TASK TO CARRY OUT: Write out every one of the records below word for word, leaving out the pictures.

Records of where elements appear
▼
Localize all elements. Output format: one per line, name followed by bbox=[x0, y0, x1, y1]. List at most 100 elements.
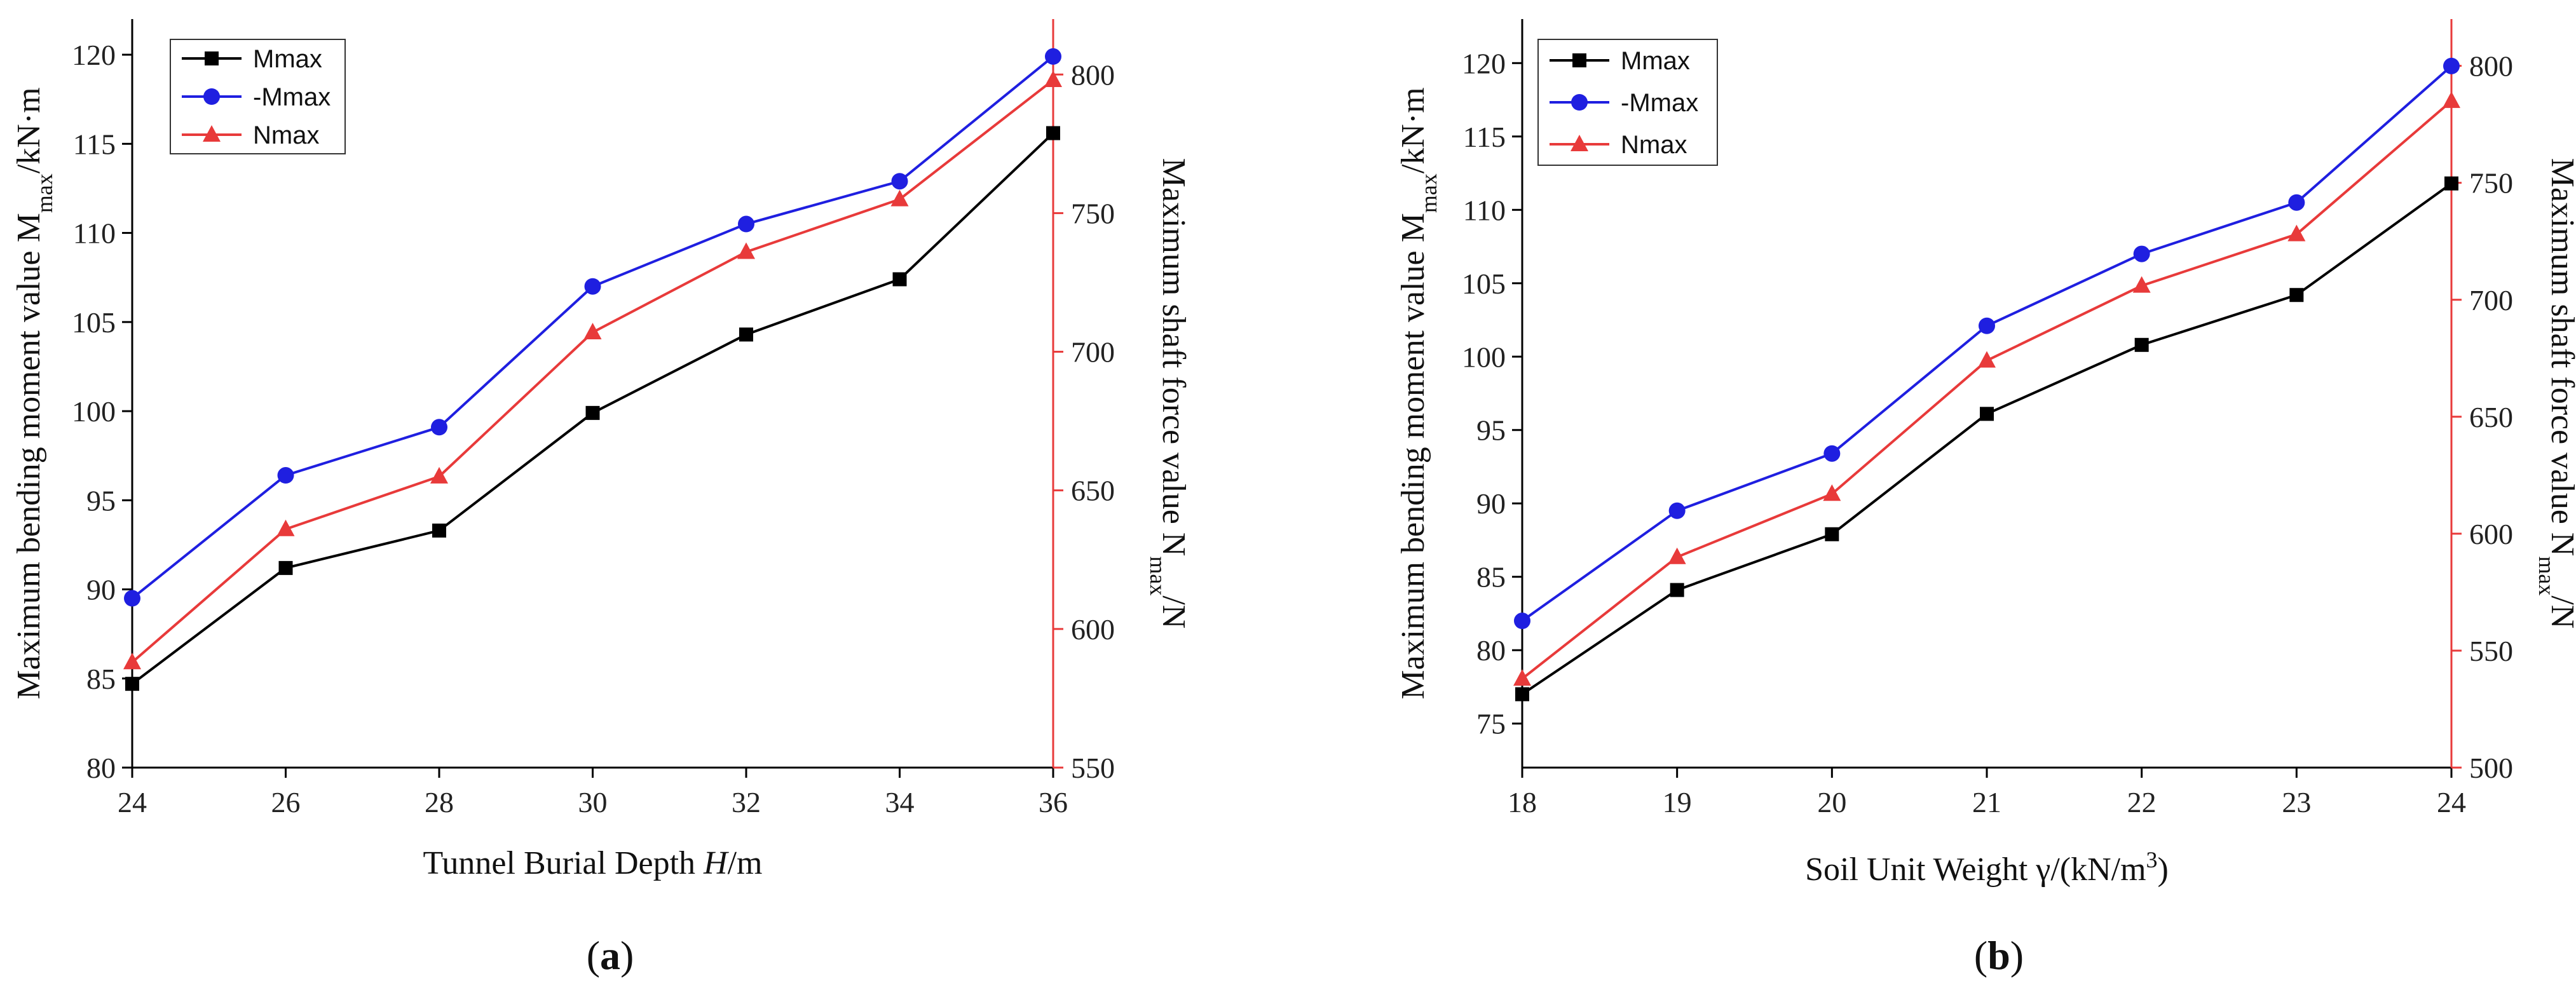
right-y-axis-title: Maximum shaft force value Nmax/N bbox=[2534, 158, 2576, 629]
panel-label: (b) bbox=[1974, 933, 2024, 978]
data-point-mmax bbox=[1825, 527, 1839, 541]
data-point-neg-mmax bbox=[1668, 502, 1686, 519]
data-point-nmax bbox=[123, 653, 141, 670]
left-y-tick-label: 115 bbox=[73, 128, 116, 160]
data-point-nmax bbox=[2287, 224, 2306, 241]
chart-panel-b: 18 19 20 21 22 23 24 75 80 85 90 95 100 105 110 115 120 5… bbox=[1395, 19, 2576, 978]
data-point-mmax bbox=[432, 523, 446, 538]
data-point-mmax bbox=[125, 677, 139, 691]
x-tick-label: 36 bbox=[1039, 786, 1068, 818]
chart-panel-a: 24 26 28 30 32 34 36 80 85 90 95 100 105 110 115 120 550… bbox=[11, 19, 1192, 978]
data-point-neg-mmax bbox=[431, 419, 447, 436]
right-y-tick-label: 750 bbox=[2469, 167, 2513, 200]
data-point-neg-mmax bbox=[1979, 317, 1995, 334]
left-y-tick-label: 75 bbox=[1476, 708, 1506, 740]
data-point-nmax bbox=[2443, 91, 2460, 108]
right-y-tick-label: 800 bbox=[2469, 50, 2513, 83]
x-tick-label: 21 bbox=[1972, 786, 2001, 818]
right-y-tick-label: 550 bbox=[2469, 635, 2513, 667]
x-tick-label: 24 bbox=[2437, 786, 2466, 818]
data-point-mmax bbox=[1980, 407, 1994, 421]
data-point-mmax bbox=[892, 272, 907, 287]
data-point-mmax bbox=[2134, 337, 2149, 352]
legend-marker bbox=[1571, 94, 1588, 111]
data-point-mmax bbox=[739, 327, 753, 342]
left-y-tick-label: 110 bbox=[1463, 194, 1506, 226]
left-y-tick-label: 95 bbox=[1476, 414, 1506, 447]
data-point-mmax bbox=[1046, 126, 1060, 140]
series-line-mmax bbox=[1521, 182, 2453, 696]
data-point-nmax bbox=[276, 519, 295, 536]
legend-label: -Mmax bbox=[253, 83, 331, 111]
x-tick-label: 23 bbox=[2282, 786, 2311, 818]
left-y-tick-label: 115 bbox=[1463, 121, 1506, 153]
left-y-tick-label: 120 bbox=[1462, 47, 1506, 79]
left-y-axis-title: Maximum bending moment value Mmax/kN·m bbox=[11, 87, 57, 699]
x-tick-label: 30 bbox=[578, 786, 608, 818]
data-point-nmax bbox=[1823, 484, 1841, 501]
left-y-tick-label: 80 bbox=[1476, 634, 1506, 667]
right-y-tick-label: 600 bbox=[1071, 613, 1115, 646]
x-tick-label: 28 bbox=[425, 786, 454, 818]
x-axis-title: Soil Unit Weight γ/(kN/m3) bbox=[1805, 847, 2169, 888]
legend-label: Nmax bbox=[253, 121, 319, 149]
x-tick-label: 32 bbox=[732, 786, 761, 818]
legend-marker bbox=[205, 51, 219, 65]
left-y-tick-label: 120 bbox=[72, 39, 116, 71]
left-y-tick-label: 95 bbox=[86, 484, 116, 517]
data-point-neg-mmax bbox=[1823, 445, 1841, 462]
right-y-axis-title: Maximum shaft force value Nmax/N bbox=[1145, 158, 1192, 629]
data-point-mmax bbox=[1515, 687, 1529, 702]
right-y-tick-label: 650 bbox=[2469, 401, 2513, 433]
legend-label: Nmax bbox=[1621, 131, 1687, 159]
left-y-tick-label: 90 bbox=[1476, 487, 1506, 520]
data-point-mmax bbox=[278, 560, 293, 575]
right-y-tick-label: 700 bbox=[1071, 336, 1115, 369]
data-point-nmax bbox=[1978, 351, 1996, 368]
x-axis-title: Tunnel Burial Depth H/m bbox=[423, 845, 763, 881]
data-point-neg-mmax bbox=[2288, 194, 2305, 211]
data-point-neg-mmax bbox=[738, 215, 754, 233]
legend-label: Mmax bbox=[1621, 47, 1690, 75]
data-point-neg-mmax bbox=[2133, 245, 2150, 262]
data-point-mmax bbox=[2444, 176, 2458, 191]
data-point-nmax bbox=[1668, 547, 1686, 564]
right-y-tick-label: 500 bbox=[2469, 752, 2513, 784]
right-y-tick-label: 550 bbox=[1071, 752, 1115, 784]
data-point-mmax bbox=[2289, 288, 2304, 302]
right-y-tick-label: 600 bbox=[2469, 518, 2513, 550]
x-tick-label: 26 bbox=[271, 786, 301, 818]
right-y-tick-label: 700 bbox=[2469, 284, 2513, 316]
legend: Mmax -Mmax Nmax bbox=[1537, 39, 1718, 166]
panel-label: (a) bbox=[587, 933, 634, 978]
data-point-nmax bbox=[1513, 669, 1531, 686]
left-y-tick-label: 105 bbox=[1462, 268, 1506, 300]
data-point-neg-mmax bbox=[891, 173, 908, 190]
left-y-tick-label: 80 bbox=[86, 752, 116, 784]
left-y-tick-label: 100 bbox=[72, 395, 116, 428]
left-y-tick-label: 110 bbox=[73, 217, 116, 250]
left-y-tick-label: 85 bbox=[86, 663, 116, 695]
legend-marker bbox=[203, 125, 221, 142]
x-tick-label: 22 bbox=[2127, 786, 2157, 818]
left-y-tick-label: 90 bbox=[86, 574, 116, 606]
left-y-tick-label: 100 bbox=[1462, 341, 1506, 373]
data-point-nmax bbox=[583, 323, 602, 340]
right-y-tick-label: 800 bbox=[1071, 58, 1115, 91]
right-y-tick-label: 650 bbox=[1071, 475, 1115, 507]
data-point-mmax bbox=[1670, 583, 1684, 597]
data-point-neg-mmax bbox=[277, 467, 294, 484]
legend-label: -Mmax bbox=[1621, 89, 1698, 117]
legend-marker bbox=[1572, 53, 1586, 67]
left-y-tick-label: 105 bbox=[72, 306, 116, 339]
data-point-neg-mmax bbox=[2443, 57, 2460, 74]
legend-marker bbox=[1571, 135, 1588, 151]
data-point-nmax bbox=[430, 466, 448, 484]
x-tick-label: 18 bbox=[1508, 786, 1537, 818]
data-point-nmax bbox=[1044, 70, 1062, 87]
data-point-mmax bbox=[585, 405, 600, 420]
legend-marker bbox=[203, 88, 220, 105]
x-tick-label: 34 bbox=[885, 786, 915, 818]
data-point-nmax bbox=[890, 189, 909, 207]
▲
RESULT FOR THIS EXERCISE:
Localize all elements. Output format: one per line, name followed by bbox=[x0, y0, x1, y1]. List at most 100 elements.
right-y-axis-title: Maximum shaft force value Nmax/N bbox=[2534, 158, 2576, 629]
panel-label: (b) bbox=[1974, 933, 2024, 978]
data-point-mmax bbox=[1825, 527, 1839, 541]
data-point-neg-mmax bbox=[1668, 502, 1686, 519]
data-point-nmax bbox=[123, 653, 141, 670]
left-y-tick-label: 115 bbox=[73, 128, 116, 160]
data-point-nmax bbox=[2287, 224, 2306, 241]
chart-panel-b: 18 19 20 21 22 23 24 75 80 85 90 95 100 105 110 115 120 5… bbox=[1395, 19, 2576, 978]
data-point-mmax bbox=[432, 523, 446, 538]
data-point-mmax bbox=[125, 677, 139, 691]
x-tick-label: 36 bbox=[1039, 786, 1068, 818]
chart-panel-a: 24 26 28 30 32 34 36 80 85 90 95 100 105 110 115 120 550… bbox=[11, 19, 1192, 978]
data-point-neg-mmax bbox=[431, 419, 447, 436]
right-y-tick-label: 750 bbox=[2469, 167, 2513, 200]
data-point-neg-mmax bbox=[1979, 317, 1995, 334]
left-y-tick-label: 75 bbox=[1476, 708, 1506, 740]
data-point-nmax bbox=[2443, 91, 2460, 108]
right-y-tick-label: 800 bbox=[2469, 50, 2513, 83]
x-tick-label: 21 bbox=[1972, 786, 2001, 818]
right-y-tick-label: 550 bbox=[2469, 635, 2513, 667]
x-tick-label: 24 bbox=[2437, 786, 2466, 818]
data-point-mmax bbox=[1980, 407, 1994, 421]
data-point-mmax bbox=[892, 272, 907, 287]
data-point-mmax bbox=[2134, 337, 2149, 352]
legend-marker bbox=[1571, 94, 1588, 111]
data-point-mmax bbox=[739, 327, 753, 342]
left-y-tick-label: 110 bbox=[1463, 194, 1506, 226]
left-y-tick-label: 95 bbox=[1476, 414, 1506, 447]
data-point-mmax bbox=[1046, 126, 1060, 140]
series-line-mmax bbox=[1521, 182, 2453, 696]
data-point-nmax bbox=[276, 519, 295, 536]
legend-label: -Mmax bbox=[253, 83, 331, 111]
x-tick-label: 23 bbox=[2282, 786, 2311, 818]
left-y-tick-label: 115 bbox=[1463, 121, 1506, 153]
left-y-tick-label: 120 bbox=[1462, 47, 1506, 79]
left-y-axis-title: Maximum bending moment value Mmax/kN·m bbox=[11, 87, 57, 699]
x-tick-label: 30 bbox=[578, 786, 608, 818]
data-point-nmax bbox=[1823, 484, 1841, 501]
left-y-tick-label: 80 bbox=[1476, 634, 1506, 667]
right-y-tick-label: 600 bbox=[1071, 613, 1115, 646]
x-tick-label: 28 bbox=[425, 786, 454, 818]
x-axis-title: Soil Unit Weight γ/(kN/m3) bbox=[1805, 847, 2169, 888]
legend-label: Nmax bbox=[253, 121, 319, 149]
x-tick-label: 32 bbox=[732, 786, 761, 818]
legend-marker bbox=[205, 51, 219, 65]
left-y-tick-label: 120 bbox=[72, 39, 116, 71]
left-y-tick-label: 95 bbox=[86, 484, 116, 517]
data-point-neg-mmax bbox=[1823, 445, 1841, 462]
right-y-axis-title: Maximum shaft force value Nmax/N bbox=[1145, 158, 1192, 629]
data-point-mmax bbox=[1515, 687, 1529, 702]
right-y-tick-label: 650 bbox=[2469, 401, 2513, 433]
legend-label: Nmax bbox=[1621, 131, 1687, 159]
left-y-tick-label: 90 bbox=[1476, 487, 1506, 520]
data-point-mmax bbox=[278, 560, 293, 575]
right-y-tick-label: 700 bbox=[1071, 336, 1115, 369]
data-point-nmax bbox=[1978, 351, 1996, 368]
x-axis-title: Tunnel Burial Depth H/m bbox=[423, 845, 763, 881]
data-point-neg-mmax bbox=[2288, 194, 2305, 211]
data-point-neg-mmax bbox=[738, 215, 754, 233]
legend-label: Mmax bbox=[1621, 47, 1690, 75]
data-point-neg-mmax bbox=[2133, 245, 2150, 262]
data-point-mmax bbox=[2444, 176, 2458, 191]
data-point-nmax bbox=[1668, 547, 1686, 564]
right-y-tick-label: 500 bbox=[2469, 752, 2513, 784]
right-y-tick-label: 550 bbox=[1071, 752, 1115, 784]
data-point-mmax bbox=[2289, 288, 2304, 302]
right-y-tick-label: 600 bbox=[2469, 518, 2513, 550]
x-tick-label: 26 bbox=[271, 786, 301, 818]
right-y-tick-label: 700 bbox=[2469, 284, 2513, 316]
legend: Mmax -Mmax Nmax bbox=[1537, 39, 1718, 166]
panel-label: (a) bbox=[587, 933, 634, 978]
data-point-nmax bbox=[1513, 669, 1531, 686]
left-y-tick-label: 105 bbox=[1462, 268, 1506, 300]
data-point-neg-mmax bbox=[891, 173, 908, 190]
left-y-tick-label: 80 bbox=[86, 752, 116, 784]
left-y-tick-label: 100 bbox=[72, 395, 116, 428]
left-y-tick-label: 110 bbox=[73, 217, 116, 250]
left-y-tick-label: 85 bbox=[86, 663, 116, 695]
legend-marker bbox=[203, 125, 221, 142]
x-tick-label: 22 bbox=[2127, 786, 2157, 818]
left-y-tick-label: 90 bbox=[86, 574, 116, 606]
left-y-tick-label: 100 bbox=[1462, 341, 1506, 373]
data-point-nmax bbox=[583, 323, 602, 340]
right-y-tick-label: 800 bbox=[1071, 58, 1115, 91]
right-y-tick-label: 650 bbox=[1071, 475, 1115, 507]
data-point-mmax bbox=[1670, 583, 1684, 597]
data-point-neg-mmax bbox=[277, 467, 294, 484]
legend-label: -Mmax bbox=[1621, 89, 1698, 117]
legend-marker bbox=[1572, 53, 1586, 67]
left-y-tick-label: 105 bbox=[72, 306, 116, 339]
data-point-neg-mmax bbox=[2443, 57, 2460, 74]
legend-marker bbox=[1571, 135, 1588, 151]
data-point-nmax bbox=[430, 466, 448, 484]
x-tick-label: 18 bbox=[1508, 786, 1537, 818]
data-point-nmax bbox=[1044, 70, 1062, 87]
data-point-mmax bbox=[585, 405, 600, 420]
legend-marker bbox=[203, 88, 220, 105]
x-tick-label: 34 bbox=[885, 786, 915, 818]
data-point-nmax bbox=[890, 189, 909, 207]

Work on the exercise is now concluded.